╭─ Listed records
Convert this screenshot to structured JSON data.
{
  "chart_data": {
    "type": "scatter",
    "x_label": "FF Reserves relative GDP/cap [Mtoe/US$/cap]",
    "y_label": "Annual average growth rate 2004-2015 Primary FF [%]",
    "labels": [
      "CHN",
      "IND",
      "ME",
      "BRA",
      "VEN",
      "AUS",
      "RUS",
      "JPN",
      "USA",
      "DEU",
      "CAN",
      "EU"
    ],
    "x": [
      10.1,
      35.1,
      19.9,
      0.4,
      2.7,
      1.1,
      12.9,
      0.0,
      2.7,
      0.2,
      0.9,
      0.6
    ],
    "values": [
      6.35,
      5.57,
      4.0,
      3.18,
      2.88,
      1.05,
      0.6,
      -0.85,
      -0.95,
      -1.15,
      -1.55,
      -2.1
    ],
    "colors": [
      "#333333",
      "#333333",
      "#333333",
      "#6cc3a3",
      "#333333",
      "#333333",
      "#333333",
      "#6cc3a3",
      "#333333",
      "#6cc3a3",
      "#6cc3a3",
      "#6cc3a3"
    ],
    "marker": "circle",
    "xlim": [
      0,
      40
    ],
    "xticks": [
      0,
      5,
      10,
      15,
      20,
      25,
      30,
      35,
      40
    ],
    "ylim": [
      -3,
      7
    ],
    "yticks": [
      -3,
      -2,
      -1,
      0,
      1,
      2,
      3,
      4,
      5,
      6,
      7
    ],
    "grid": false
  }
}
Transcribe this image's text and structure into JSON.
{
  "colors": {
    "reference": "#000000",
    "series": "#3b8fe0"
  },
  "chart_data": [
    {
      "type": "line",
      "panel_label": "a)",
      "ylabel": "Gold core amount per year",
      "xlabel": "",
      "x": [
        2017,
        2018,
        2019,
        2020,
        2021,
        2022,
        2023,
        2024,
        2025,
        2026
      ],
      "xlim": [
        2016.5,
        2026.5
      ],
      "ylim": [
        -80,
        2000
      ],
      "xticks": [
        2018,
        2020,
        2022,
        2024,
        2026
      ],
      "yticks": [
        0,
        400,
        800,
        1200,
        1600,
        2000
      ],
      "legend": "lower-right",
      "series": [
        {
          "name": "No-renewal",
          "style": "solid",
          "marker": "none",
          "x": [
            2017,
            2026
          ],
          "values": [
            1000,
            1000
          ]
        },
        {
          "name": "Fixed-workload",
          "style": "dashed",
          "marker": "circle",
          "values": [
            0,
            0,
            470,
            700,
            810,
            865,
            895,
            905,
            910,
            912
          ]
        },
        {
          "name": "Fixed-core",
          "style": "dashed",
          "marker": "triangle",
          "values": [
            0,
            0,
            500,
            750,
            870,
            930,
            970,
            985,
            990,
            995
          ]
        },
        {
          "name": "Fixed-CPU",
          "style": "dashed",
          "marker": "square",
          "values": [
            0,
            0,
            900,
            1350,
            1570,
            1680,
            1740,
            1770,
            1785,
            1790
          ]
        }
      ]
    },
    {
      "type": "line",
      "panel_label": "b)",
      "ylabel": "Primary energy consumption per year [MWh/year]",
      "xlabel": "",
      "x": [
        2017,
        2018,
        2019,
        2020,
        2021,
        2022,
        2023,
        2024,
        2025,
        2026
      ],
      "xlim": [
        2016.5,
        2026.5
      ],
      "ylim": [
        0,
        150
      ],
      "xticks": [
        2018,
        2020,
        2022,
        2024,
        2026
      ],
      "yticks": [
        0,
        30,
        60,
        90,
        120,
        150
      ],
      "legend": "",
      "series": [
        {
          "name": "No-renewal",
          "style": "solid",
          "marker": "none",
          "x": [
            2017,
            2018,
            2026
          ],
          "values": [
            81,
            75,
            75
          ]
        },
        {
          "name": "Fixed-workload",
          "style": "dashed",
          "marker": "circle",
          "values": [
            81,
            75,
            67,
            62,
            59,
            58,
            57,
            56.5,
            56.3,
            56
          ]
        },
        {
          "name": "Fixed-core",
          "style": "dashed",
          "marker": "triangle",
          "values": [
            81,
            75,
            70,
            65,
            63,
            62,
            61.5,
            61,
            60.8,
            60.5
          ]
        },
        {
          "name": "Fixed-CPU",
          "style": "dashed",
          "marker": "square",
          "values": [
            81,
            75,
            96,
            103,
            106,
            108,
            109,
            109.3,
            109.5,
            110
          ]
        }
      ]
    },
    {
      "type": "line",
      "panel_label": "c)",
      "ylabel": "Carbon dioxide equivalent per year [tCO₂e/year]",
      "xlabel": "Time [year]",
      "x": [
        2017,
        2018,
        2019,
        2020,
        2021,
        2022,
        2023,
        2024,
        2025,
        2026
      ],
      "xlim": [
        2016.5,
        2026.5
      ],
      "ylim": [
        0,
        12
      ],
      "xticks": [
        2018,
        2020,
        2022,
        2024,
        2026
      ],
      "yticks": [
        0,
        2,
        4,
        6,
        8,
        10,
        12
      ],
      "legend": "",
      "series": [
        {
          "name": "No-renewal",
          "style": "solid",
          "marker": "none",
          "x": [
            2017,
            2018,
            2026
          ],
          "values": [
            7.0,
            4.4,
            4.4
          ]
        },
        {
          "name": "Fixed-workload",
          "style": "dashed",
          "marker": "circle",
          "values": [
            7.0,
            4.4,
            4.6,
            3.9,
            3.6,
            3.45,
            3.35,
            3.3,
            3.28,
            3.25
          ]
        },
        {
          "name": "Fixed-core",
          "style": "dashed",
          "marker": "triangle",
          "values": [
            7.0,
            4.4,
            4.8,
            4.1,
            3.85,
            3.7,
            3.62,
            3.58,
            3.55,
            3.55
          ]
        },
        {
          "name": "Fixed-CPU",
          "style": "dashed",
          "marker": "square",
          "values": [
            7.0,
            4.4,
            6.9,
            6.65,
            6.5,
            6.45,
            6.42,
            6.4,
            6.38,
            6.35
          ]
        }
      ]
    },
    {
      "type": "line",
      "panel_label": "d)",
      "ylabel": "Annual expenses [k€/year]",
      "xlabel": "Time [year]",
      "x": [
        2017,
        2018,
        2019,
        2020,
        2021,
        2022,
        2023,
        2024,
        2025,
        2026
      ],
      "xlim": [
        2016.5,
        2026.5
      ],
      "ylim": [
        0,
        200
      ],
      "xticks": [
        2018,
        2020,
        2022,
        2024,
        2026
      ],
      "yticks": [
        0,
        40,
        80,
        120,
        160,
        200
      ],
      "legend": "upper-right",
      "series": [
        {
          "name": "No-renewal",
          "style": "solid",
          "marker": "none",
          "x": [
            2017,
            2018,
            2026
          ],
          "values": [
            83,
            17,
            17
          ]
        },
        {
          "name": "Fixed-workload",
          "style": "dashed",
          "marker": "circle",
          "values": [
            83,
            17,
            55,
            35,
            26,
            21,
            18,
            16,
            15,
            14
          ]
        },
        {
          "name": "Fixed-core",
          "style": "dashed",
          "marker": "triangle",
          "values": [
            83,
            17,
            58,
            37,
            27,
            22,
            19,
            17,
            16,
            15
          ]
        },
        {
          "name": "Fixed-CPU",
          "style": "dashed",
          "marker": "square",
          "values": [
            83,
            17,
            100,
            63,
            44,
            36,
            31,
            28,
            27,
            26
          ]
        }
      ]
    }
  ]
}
╰─
Objective - Among the lines of the listing, how many hold the string "this"? Respond with only the number.

Answer to the problem - 2